The required output is a single number: how many lines of the material contain the string "JSON".

↓

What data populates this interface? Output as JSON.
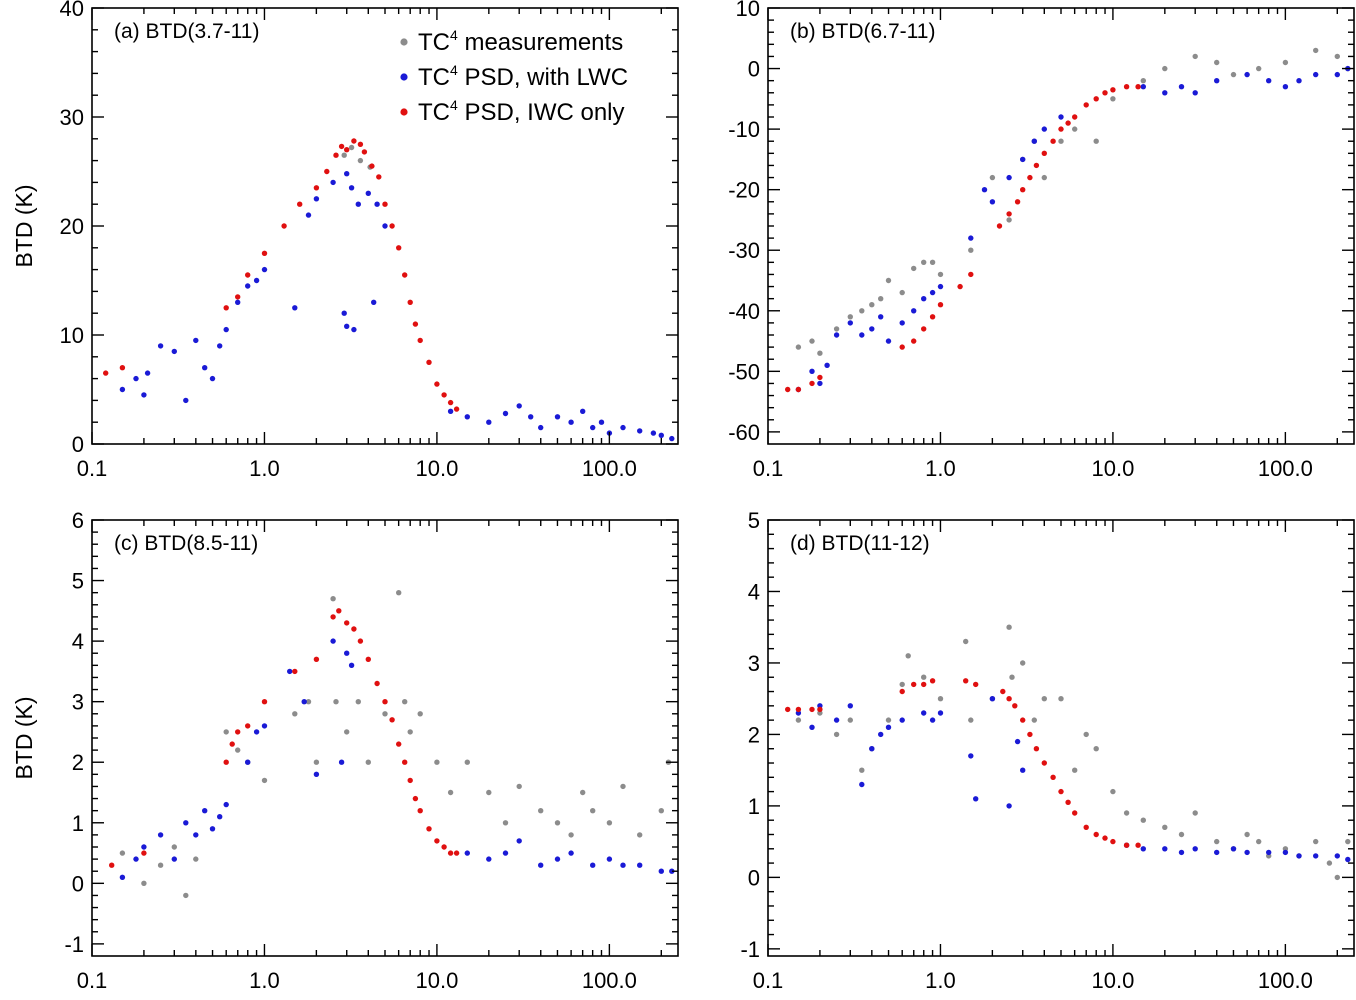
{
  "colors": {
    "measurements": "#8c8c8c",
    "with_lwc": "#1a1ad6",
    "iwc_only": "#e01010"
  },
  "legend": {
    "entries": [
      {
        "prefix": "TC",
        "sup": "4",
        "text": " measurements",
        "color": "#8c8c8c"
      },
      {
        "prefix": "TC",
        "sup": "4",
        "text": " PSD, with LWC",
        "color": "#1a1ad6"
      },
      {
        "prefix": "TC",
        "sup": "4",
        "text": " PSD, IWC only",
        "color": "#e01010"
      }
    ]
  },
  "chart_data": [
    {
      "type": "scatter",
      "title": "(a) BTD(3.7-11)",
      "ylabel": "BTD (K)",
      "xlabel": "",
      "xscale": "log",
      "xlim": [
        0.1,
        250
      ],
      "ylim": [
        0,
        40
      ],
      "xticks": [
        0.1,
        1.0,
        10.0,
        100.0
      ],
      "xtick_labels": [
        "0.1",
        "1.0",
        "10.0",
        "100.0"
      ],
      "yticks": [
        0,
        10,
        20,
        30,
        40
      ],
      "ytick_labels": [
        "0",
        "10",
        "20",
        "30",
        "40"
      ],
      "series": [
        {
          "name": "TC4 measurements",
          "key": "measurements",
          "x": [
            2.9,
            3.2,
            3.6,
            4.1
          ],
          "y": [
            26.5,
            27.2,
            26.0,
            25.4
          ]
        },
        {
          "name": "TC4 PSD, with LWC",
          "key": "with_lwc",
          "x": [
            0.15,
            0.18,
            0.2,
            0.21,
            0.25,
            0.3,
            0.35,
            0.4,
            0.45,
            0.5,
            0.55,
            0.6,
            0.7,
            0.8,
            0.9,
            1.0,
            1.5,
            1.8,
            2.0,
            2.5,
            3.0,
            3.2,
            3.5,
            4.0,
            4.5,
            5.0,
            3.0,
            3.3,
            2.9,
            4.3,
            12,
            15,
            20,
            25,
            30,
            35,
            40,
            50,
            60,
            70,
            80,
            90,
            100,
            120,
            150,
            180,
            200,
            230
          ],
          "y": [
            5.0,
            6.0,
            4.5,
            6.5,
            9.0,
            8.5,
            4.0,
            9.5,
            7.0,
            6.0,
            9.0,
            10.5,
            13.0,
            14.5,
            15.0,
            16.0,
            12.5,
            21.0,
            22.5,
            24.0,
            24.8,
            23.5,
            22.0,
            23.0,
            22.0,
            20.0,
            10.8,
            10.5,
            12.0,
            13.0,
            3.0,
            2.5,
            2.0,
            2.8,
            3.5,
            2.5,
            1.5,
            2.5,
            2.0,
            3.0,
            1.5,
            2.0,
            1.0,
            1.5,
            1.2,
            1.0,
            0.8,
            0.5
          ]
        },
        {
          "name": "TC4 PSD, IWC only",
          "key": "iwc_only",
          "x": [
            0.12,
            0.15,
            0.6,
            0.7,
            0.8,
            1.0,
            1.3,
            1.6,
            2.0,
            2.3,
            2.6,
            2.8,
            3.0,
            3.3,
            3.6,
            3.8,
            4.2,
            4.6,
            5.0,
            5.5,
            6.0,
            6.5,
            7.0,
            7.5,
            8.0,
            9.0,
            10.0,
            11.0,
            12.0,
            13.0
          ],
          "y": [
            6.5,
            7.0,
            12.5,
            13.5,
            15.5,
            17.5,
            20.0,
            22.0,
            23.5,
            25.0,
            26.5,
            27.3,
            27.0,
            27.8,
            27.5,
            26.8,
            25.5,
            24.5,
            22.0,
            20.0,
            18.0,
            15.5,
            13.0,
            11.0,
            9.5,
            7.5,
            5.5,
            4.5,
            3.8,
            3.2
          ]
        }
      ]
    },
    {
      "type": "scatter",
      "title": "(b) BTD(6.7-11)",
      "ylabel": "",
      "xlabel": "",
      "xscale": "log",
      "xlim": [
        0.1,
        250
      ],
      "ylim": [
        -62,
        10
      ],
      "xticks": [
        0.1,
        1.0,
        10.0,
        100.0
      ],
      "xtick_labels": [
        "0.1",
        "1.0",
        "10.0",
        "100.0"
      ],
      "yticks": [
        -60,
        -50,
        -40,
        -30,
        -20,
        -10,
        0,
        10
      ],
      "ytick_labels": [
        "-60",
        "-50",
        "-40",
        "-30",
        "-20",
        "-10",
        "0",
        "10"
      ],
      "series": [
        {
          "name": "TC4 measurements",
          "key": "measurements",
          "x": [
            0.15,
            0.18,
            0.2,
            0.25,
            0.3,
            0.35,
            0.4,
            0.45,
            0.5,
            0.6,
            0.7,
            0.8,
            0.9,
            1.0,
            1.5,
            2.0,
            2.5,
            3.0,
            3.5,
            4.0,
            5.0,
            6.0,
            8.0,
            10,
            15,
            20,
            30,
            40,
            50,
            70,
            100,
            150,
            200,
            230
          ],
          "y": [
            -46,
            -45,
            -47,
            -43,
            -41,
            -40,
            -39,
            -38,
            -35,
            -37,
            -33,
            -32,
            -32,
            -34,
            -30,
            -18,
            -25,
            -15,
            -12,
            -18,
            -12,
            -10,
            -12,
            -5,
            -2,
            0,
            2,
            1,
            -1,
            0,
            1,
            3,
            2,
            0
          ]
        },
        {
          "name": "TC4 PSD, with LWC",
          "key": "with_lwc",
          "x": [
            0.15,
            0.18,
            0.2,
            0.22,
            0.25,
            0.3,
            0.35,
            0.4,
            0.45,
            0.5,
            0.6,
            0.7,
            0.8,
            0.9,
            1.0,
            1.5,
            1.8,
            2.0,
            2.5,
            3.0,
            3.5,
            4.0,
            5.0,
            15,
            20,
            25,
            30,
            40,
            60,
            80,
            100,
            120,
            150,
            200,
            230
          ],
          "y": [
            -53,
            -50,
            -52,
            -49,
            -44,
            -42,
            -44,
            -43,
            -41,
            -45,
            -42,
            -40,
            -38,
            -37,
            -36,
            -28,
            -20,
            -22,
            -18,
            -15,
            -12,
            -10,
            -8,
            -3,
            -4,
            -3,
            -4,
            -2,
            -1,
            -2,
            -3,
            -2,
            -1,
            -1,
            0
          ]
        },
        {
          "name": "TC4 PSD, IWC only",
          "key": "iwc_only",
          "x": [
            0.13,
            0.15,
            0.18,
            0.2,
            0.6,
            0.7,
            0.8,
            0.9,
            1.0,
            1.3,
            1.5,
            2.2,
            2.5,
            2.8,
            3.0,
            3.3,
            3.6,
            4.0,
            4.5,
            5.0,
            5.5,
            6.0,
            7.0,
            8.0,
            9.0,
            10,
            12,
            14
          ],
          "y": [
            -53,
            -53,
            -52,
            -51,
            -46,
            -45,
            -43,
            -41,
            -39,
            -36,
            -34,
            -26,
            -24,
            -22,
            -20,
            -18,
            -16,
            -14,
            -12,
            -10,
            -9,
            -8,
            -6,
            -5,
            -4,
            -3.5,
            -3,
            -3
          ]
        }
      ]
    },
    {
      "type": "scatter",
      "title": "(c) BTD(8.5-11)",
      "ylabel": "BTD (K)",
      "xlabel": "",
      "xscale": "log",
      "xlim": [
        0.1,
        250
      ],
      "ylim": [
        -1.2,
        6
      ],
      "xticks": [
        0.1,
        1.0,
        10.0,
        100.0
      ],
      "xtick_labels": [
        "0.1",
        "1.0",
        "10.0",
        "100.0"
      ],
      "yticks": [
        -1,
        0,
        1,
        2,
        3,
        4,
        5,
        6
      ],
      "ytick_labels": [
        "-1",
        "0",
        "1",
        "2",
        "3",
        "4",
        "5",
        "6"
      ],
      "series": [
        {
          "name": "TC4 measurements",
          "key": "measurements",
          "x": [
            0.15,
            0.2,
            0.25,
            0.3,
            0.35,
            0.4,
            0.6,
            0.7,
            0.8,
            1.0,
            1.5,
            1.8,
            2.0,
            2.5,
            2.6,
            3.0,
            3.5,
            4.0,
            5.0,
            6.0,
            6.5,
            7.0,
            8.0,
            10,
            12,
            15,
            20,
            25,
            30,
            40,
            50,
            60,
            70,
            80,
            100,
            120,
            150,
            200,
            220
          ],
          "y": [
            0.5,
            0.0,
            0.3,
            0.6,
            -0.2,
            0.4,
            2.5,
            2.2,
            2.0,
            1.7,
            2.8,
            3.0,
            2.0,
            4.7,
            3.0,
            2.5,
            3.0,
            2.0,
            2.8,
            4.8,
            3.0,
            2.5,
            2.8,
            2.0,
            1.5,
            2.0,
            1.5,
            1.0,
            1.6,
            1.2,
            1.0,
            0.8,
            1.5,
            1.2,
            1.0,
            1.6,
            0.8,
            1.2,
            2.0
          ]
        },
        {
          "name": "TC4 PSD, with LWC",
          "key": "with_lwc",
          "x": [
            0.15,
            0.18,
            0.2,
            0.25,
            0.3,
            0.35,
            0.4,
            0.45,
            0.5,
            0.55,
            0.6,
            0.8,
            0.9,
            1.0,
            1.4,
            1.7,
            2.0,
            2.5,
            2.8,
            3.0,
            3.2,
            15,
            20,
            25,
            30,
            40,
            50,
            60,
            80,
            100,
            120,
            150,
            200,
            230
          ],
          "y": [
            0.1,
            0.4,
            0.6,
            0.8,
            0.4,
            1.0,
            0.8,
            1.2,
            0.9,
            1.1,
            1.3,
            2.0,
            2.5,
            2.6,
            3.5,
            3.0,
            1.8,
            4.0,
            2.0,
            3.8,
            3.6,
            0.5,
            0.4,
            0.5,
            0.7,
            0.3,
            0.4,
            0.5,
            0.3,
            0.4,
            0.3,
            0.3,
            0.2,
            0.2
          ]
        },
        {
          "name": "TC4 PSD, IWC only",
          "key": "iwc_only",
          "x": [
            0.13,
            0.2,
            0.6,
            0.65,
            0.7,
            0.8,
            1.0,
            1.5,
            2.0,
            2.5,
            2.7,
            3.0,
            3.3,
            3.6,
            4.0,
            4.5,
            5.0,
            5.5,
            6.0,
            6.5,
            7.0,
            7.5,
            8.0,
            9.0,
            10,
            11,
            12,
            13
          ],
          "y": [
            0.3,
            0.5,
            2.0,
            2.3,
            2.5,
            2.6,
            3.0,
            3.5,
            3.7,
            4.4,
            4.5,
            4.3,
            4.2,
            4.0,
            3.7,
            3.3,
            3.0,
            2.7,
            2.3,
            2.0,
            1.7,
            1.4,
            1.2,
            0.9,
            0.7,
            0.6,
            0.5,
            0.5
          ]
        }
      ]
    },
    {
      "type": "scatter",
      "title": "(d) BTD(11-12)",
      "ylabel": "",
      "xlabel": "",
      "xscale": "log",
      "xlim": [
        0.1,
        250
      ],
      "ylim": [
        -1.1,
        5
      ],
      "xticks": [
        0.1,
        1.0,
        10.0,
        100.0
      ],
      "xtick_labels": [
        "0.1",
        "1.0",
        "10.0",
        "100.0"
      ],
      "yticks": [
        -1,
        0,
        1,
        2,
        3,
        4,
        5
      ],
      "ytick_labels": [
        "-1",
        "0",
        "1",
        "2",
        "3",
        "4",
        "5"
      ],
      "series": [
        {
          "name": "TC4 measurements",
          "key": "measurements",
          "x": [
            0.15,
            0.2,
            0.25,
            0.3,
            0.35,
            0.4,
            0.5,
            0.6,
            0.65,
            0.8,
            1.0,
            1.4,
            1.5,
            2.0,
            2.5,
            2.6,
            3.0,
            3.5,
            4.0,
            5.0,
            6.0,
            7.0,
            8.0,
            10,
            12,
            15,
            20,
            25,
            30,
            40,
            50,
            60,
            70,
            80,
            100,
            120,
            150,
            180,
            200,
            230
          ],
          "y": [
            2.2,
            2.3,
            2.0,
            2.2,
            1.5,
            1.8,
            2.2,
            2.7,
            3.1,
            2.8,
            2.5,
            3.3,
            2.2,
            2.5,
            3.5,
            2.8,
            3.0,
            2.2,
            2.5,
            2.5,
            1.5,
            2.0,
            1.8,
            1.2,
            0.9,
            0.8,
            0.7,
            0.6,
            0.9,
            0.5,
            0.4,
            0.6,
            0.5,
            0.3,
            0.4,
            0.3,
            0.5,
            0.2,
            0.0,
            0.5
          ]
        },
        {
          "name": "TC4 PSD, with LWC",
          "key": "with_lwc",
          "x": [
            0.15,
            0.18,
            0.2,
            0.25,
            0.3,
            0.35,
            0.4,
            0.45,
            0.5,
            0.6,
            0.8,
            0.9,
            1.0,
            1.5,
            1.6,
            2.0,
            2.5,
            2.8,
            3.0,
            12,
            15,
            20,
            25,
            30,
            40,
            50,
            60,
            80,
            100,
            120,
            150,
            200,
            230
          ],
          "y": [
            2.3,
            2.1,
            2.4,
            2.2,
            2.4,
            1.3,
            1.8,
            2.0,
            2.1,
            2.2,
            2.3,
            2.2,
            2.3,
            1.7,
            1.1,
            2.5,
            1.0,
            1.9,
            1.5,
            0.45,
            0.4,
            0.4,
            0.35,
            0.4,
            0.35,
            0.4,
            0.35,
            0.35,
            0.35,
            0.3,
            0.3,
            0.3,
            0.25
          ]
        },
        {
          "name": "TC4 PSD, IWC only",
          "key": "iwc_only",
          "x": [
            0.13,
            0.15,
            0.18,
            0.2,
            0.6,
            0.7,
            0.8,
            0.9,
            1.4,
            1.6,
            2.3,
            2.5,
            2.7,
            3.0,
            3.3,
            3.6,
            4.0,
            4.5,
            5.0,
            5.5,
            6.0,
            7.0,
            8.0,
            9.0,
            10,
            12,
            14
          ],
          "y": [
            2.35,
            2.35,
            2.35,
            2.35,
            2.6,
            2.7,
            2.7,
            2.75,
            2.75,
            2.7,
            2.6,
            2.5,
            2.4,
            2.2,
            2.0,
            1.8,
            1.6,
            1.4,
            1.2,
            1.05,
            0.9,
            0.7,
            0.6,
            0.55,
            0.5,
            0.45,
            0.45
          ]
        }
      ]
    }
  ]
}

↑
↓

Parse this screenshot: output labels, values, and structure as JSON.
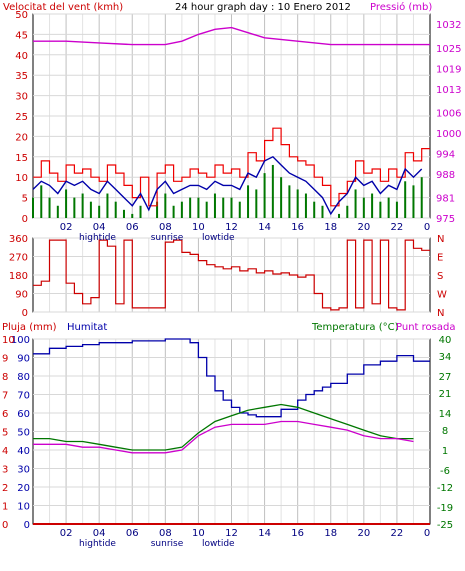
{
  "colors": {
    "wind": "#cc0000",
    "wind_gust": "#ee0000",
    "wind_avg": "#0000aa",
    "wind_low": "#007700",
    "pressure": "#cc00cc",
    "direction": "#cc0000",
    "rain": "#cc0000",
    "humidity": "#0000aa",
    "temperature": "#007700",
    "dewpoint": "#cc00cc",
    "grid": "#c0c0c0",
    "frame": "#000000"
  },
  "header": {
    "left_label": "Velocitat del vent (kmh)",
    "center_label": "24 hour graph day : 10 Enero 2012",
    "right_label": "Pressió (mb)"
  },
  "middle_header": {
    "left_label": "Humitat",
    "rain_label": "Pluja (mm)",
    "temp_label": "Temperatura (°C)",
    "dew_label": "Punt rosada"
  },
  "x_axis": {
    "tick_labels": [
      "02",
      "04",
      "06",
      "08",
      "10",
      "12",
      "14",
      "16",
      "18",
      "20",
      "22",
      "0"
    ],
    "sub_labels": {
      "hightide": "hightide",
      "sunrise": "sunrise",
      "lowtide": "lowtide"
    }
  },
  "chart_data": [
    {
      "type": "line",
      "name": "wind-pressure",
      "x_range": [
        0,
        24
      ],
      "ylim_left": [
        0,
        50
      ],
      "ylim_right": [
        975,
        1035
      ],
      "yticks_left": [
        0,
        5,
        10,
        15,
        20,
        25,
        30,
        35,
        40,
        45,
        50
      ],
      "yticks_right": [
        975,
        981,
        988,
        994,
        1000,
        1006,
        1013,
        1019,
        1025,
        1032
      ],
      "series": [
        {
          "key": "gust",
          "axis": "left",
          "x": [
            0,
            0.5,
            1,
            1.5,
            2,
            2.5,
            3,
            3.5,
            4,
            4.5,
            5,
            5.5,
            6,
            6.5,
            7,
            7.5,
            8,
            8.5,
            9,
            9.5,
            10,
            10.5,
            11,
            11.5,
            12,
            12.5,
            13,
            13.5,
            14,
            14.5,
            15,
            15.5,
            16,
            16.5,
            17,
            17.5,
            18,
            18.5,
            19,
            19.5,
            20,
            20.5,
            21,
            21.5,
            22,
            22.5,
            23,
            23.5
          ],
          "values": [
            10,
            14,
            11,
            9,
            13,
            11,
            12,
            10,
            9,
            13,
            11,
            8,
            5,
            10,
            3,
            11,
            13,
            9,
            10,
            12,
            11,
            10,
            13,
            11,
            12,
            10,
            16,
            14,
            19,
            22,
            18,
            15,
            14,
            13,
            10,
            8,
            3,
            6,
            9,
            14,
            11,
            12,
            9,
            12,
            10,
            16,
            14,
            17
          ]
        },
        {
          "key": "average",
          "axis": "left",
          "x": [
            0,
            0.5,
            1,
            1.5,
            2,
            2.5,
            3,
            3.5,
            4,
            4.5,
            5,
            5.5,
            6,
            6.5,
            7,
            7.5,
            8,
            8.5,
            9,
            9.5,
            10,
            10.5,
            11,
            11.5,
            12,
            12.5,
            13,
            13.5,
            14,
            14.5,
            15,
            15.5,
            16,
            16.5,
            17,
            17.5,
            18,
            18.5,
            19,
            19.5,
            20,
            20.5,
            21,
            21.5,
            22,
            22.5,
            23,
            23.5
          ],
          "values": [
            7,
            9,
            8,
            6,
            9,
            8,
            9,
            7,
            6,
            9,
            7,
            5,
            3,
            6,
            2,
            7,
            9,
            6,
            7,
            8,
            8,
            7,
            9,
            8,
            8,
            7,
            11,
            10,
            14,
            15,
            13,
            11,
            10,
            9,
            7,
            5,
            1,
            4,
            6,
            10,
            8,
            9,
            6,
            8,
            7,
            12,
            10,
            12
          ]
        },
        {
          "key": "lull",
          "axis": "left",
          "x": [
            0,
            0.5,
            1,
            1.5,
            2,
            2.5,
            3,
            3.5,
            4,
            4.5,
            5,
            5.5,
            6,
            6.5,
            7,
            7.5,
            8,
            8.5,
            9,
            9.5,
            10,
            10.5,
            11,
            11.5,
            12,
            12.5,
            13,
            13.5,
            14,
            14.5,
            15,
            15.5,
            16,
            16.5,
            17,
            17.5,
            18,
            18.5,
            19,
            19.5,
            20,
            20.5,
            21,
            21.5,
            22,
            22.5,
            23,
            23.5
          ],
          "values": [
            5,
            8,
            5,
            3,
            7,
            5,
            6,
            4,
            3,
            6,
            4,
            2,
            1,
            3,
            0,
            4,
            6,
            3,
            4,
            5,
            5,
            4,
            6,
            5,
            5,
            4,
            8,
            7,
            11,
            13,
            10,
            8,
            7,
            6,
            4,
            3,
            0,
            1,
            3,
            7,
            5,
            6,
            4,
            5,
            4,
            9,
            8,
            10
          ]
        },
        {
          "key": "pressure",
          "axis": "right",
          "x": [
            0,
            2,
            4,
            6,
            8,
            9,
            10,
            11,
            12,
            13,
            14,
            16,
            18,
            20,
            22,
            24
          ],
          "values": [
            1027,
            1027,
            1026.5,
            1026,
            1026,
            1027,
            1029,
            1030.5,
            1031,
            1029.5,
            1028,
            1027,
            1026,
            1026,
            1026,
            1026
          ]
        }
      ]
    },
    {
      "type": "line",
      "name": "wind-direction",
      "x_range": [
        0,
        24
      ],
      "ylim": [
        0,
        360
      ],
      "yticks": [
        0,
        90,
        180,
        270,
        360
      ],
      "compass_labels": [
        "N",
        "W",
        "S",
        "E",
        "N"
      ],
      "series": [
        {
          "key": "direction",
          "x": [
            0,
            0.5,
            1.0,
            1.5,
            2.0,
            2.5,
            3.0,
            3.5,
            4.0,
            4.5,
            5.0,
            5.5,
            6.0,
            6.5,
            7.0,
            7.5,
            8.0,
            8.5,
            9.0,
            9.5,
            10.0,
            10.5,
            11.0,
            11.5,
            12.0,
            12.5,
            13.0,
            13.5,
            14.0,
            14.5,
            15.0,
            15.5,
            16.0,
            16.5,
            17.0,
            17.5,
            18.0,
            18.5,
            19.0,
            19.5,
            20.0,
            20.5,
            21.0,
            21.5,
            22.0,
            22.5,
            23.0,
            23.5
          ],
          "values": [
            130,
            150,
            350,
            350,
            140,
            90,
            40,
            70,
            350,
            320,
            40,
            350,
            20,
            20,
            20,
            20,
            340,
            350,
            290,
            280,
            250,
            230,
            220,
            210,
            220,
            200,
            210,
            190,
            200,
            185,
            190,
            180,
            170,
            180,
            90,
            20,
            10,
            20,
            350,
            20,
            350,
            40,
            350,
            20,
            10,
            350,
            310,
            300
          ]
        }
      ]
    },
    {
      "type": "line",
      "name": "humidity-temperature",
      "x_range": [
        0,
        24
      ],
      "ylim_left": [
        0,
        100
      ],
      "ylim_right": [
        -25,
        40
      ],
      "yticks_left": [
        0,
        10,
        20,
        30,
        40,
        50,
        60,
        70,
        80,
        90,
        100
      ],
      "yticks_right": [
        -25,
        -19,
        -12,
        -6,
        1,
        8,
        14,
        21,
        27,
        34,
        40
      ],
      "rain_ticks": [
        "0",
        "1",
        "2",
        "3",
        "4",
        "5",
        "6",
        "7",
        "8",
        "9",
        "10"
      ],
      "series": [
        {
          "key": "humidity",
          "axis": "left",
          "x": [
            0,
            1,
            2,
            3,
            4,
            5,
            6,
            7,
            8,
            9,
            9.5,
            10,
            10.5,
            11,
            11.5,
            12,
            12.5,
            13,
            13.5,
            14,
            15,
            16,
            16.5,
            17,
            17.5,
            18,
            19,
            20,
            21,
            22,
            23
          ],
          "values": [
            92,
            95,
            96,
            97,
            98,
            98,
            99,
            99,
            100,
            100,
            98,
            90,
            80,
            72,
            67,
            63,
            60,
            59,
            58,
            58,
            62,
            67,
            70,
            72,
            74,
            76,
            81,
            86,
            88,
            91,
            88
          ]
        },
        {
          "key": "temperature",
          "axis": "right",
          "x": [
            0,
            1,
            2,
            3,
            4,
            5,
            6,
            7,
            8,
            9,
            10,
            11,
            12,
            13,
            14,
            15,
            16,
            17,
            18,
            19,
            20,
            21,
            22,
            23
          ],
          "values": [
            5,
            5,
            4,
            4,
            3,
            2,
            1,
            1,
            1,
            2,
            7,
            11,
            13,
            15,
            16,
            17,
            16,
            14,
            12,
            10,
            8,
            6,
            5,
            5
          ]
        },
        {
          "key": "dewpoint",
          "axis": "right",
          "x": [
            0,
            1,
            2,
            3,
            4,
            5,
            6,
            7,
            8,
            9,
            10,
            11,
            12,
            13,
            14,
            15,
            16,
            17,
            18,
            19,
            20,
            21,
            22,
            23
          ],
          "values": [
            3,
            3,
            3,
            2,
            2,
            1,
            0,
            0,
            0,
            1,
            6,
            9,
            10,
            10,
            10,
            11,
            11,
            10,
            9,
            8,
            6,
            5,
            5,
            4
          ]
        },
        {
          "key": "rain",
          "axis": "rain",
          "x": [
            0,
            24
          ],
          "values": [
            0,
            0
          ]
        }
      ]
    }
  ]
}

↑

== Complete output ==
2